Set exercise:
Please write out the entries again from the line with "Patent image size: (880, 969)." up to and including the line with "The mobile node 415 is at (378, 612).", swapping "dashed circles" for "dotted circles" and keeping everything else the same.

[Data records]
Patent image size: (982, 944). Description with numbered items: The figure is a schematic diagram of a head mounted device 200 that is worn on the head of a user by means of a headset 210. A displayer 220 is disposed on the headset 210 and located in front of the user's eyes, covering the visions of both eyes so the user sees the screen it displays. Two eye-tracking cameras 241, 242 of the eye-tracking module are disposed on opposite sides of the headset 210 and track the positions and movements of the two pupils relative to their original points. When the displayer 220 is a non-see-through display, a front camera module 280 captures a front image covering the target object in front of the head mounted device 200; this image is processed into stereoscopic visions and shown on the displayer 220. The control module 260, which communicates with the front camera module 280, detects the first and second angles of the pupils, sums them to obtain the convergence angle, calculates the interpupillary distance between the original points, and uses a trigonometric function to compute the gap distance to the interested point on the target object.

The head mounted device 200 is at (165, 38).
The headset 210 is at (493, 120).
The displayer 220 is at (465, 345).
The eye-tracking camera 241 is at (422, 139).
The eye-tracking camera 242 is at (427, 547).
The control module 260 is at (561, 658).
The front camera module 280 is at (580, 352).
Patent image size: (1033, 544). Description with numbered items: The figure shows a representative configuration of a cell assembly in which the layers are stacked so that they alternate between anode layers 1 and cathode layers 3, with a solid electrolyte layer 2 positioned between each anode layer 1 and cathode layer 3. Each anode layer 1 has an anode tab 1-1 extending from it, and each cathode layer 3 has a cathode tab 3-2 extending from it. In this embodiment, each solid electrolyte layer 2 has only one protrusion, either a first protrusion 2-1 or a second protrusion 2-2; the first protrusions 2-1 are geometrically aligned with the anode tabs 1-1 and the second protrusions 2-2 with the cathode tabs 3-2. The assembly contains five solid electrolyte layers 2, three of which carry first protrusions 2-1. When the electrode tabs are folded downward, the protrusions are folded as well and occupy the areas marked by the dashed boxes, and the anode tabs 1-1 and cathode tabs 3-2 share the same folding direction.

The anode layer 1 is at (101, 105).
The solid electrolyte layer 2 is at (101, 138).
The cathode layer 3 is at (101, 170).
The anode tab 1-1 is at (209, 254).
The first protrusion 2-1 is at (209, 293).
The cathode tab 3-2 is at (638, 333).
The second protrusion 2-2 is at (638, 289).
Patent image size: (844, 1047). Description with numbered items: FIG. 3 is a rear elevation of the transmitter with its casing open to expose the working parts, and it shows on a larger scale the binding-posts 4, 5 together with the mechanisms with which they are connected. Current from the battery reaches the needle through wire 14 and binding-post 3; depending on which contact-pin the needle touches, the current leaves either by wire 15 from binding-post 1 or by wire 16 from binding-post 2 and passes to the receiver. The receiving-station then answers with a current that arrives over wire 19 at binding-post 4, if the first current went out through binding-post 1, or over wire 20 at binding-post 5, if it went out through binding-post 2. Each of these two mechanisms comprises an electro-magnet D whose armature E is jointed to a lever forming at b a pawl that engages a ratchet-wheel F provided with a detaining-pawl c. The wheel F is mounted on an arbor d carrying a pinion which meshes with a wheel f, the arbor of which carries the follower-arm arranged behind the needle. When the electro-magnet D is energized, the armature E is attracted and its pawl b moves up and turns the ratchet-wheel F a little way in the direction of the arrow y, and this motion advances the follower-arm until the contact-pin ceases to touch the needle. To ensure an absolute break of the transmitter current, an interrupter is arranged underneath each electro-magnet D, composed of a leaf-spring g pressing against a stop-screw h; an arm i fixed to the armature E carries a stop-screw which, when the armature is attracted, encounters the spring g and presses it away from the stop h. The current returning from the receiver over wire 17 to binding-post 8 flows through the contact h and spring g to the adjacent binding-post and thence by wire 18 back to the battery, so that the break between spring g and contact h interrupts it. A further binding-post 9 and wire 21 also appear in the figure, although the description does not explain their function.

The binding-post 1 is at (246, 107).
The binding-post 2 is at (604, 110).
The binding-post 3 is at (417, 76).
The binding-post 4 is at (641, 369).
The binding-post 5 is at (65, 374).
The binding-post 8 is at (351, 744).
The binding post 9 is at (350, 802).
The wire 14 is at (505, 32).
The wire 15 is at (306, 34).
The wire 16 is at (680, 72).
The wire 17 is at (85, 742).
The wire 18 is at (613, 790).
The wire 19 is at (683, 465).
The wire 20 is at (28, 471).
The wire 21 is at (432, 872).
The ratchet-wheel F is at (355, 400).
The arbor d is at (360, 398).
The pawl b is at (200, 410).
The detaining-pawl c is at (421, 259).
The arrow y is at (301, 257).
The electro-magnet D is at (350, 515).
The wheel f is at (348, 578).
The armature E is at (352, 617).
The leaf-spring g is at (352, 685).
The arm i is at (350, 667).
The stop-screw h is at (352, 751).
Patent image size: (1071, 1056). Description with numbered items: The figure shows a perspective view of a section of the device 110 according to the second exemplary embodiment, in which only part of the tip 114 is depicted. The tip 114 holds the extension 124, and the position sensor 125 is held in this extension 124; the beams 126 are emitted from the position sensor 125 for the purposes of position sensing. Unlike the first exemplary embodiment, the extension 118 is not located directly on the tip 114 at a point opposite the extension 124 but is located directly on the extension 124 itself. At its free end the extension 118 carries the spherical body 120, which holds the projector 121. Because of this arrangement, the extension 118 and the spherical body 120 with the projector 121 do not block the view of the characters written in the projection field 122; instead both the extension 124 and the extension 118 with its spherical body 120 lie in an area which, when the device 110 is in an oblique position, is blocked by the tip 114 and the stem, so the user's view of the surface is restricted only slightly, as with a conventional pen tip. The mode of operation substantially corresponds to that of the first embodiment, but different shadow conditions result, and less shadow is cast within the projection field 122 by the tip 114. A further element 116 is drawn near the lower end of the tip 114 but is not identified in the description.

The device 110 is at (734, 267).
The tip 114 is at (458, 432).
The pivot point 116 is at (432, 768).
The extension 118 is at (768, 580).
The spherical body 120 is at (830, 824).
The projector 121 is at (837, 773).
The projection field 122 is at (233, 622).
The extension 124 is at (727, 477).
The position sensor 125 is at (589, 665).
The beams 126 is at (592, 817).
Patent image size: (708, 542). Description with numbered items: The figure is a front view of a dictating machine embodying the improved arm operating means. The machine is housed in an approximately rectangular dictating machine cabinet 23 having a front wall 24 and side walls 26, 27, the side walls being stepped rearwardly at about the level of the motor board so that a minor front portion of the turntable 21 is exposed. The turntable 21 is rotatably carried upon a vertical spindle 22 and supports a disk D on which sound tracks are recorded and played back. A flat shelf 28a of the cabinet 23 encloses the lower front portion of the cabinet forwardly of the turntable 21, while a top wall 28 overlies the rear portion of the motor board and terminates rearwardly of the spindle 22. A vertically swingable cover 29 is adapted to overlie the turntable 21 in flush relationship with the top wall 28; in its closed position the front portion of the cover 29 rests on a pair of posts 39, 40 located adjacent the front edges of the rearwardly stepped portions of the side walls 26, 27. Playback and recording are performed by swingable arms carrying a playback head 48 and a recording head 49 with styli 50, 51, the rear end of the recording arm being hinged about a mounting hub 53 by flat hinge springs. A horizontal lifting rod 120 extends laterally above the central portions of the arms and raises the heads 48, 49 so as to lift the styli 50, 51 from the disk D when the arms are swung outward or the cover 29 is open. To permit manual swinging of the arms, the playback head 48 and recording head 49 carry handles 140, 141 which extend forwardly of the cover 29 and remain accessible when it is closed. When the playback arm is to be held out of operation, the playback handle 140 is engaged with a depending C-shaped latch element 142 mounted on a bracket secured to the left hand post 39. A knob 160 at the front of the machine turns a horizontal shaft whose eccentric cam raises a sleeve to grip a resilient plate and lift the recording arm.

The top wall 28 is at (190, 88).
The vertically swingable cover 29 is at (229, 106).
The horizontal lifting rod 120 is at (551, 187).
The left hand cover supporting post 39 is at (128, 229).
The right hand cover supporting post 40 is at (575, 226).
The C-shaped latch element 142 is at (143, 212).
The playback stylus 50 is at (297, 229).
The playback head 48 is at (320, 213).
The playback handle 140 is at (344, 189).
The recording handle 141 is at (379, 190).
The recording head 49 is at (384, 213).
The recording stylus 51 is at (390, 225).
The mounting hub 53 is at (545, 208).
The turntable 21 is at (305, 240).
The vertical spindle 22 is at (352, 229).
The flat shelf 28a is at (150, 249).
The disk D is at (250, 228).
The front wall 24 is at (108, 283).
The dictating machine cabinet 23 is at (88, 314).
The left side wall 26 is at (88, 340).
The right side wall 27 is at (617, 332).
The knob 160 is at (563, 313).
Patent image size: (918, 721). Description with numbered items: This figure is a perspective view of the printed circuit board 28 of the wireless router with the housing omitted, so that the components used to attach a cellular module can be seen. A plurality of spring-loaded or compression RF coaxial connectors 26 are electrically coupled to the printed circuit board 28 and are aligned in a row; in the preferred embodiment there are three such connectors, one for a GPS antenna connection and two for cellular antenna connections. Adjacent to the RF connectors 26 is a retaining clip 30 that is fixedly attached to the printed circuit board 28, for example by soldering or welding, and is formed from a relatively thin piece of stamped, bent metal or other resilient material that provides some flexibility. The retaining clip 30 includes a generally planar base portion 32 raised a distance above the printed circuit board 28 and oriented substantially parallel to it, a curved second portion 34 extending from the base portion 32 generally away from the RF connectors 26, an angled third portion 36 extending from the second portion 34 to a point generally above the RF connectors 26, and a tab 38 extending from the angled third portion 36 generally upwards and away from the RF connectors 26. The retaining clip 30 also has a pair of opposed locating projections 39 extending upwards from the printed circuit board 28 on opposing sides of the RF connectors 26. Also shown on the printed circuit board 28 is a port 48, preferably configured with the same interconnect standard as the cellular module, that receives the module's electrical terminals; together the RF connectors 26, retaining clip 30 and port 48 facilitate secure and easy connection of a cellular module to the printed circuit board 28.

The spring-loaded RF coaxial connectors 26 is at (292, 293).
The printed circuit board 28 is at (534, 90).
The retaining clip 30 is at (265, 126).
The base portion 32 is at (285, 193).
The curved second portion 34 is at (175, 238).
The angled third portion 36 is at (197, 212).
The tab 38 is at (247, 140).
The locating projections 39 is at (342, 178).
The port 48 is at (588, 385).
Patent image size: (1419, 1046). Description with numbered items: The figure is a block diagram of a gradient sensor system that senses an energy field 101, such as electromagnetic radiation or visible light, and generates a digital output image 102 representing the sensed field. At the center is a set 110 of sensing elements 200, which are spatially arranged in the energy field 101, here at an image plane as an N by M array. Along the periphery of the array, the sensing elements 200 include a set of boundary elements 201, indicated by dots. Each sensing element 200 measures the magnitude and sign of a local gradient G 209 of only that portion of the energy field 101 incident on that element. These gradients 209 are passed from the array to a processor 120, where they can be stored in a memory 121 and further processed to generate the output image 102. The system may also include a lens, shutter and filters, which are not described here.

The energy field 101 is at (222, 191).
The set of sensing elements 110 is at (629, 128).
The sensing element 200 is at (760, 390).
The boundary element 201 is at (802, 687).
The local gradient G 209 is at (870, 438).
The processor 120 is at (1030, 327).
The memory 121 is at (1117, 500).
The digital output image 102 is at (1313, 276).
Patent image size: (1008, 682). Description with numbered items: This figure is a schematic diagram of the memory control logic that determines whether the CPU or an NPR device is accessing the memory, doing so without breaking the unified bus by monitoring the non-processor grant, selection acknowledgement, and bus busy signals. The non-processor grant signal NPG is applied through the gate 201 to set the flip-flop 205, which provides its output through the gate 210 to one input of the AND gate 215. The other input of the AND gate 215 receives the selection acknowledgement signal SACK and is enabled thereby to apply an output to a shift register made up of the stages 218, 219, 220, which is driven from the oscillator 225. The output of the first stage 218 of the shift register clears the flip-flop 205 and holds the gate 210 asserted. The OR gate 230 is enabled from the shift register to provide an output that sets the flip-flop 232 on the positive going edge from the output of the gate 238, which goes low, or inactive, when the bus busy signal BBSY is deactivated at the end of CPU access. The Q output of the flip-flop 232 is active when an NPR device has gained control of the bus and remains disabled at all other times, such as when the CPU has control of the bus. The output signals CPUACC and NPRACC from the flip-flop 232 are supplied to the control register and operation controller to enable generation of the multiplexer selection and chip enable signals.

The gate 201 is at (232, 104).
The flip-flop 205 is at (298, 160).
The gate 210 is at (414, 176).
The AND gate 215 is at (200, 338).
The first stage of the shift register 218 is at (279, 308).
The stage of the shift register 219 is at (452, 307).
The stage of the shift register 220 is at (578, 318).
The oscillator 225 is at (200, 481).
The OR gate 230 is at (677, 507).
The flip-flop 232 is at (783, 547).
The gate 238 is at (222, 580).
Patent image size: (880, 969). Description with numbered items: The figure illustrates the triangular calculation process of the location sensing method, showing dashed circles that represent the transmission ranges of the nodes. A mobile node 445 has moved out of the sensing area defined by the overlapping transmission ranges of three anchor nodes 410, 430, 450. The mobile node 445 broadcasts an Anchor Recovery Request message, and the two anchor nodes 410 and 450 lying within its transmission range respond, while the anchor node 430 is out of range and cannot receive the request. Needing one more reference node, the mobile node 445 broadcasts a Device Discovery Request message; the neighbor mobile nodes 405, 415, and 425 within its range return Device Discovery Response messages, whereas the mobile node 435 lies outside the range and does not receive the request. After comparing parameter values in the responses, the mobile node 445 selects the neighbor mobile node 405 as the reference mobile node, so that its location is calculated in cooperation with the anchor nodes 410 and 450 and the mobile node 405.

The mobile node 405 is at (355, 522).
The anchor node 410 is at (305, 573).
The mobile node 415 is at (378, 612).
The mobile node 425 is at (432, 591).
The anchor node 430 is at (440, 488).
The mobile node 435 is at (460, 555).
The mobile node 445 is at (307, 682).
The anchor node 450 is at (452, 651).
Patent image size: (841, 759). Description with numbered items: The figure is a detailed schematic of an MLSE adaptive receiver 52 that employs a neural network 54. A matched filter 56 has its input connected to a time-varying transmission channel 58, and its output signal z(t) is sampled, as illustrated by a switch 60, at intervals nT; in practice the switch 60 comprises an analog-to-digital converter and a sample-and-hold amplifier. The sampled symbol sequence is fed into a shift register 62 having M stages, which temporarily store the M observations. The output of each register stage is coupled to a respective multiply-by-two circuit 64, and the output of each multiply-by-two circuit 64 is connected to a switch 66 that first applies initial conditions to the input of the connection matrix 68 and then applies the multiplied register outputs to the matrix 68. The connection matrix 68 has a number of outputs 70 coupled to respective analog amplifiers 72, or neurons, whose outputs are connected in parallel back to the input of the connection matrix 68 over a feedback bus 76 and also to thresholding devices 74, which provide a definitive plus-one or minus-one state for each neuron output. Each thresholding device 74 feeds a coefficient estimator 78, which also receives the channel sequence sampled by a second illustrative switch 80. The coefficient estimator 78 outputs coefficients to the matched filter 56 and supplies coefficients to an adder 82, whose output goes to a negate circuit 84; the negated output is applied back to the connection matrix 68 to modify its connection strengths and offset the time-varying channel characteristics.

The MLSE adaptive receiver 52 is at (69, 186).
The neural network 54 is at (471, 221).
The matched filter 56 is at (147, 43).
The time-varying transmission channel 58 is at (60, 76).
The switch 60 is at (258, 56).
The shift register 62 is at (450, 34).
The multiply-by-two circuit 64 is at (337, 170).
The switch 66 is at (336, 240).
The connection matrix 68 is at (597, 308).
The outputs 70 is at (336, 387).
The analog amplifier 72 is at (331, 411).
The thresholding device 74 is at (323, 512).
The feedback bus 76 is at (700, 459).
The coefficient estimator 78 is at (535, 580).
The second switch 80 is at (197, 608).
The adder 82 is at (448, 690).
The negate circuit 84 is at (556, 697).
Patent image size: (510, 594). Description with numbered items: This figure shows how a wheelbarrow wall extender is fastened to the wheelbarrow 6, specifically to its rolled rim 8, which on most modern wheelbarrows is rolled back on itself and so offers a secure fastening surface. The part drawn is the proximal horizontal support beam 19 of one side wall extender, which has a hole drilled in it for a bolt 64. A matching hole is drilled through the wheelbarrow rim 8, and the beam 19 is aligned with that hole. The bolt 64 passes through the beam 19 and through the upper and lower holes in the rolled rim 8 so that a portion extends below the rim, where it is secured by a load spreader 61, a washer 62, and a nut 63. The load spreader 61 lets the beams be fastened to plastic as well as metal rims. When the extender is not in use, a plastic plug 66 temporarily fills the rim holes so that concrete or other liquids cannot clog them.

Answer to this exercise:
Patent image size: (880, 969). Description with numbered items: The figure illustrates the triangular calculation process of the location sensing method, showing dotted circles that represent the transmission ranges of the nodes. A mobile node 445 has moved out of the sensing area defined by the overlapping transmission ranges of three anchor nodes 410, 430, 450. The mobile node 445 broadcasts an Anchor Recovery Request message, and the two anchor nodes 410 and 450 lying within its transmission range respond, while the anchor node 430 is out of range and cannot receive the request. Needing one more reference node, the mobile node 445 broadcasts a Device Discovery Request message; the neighbor mobile nodes 405, 415, and 425 within its range return Device Discovery Response messages, whereas the mobile node 435 lies outside the range and does not receive the request. After comparing parameter values in the responses, the mobile node 445 selects the neighbor mobile node 405 as the reference mobile node, so that its location is calculated in cooperation with the anchor nodes 410 and 450 and the mobile node 405.

The mobile node 405 is at (355, 522).
The anchor node 410 is at (305, 573).
The mobile node 415 is at (378, 612).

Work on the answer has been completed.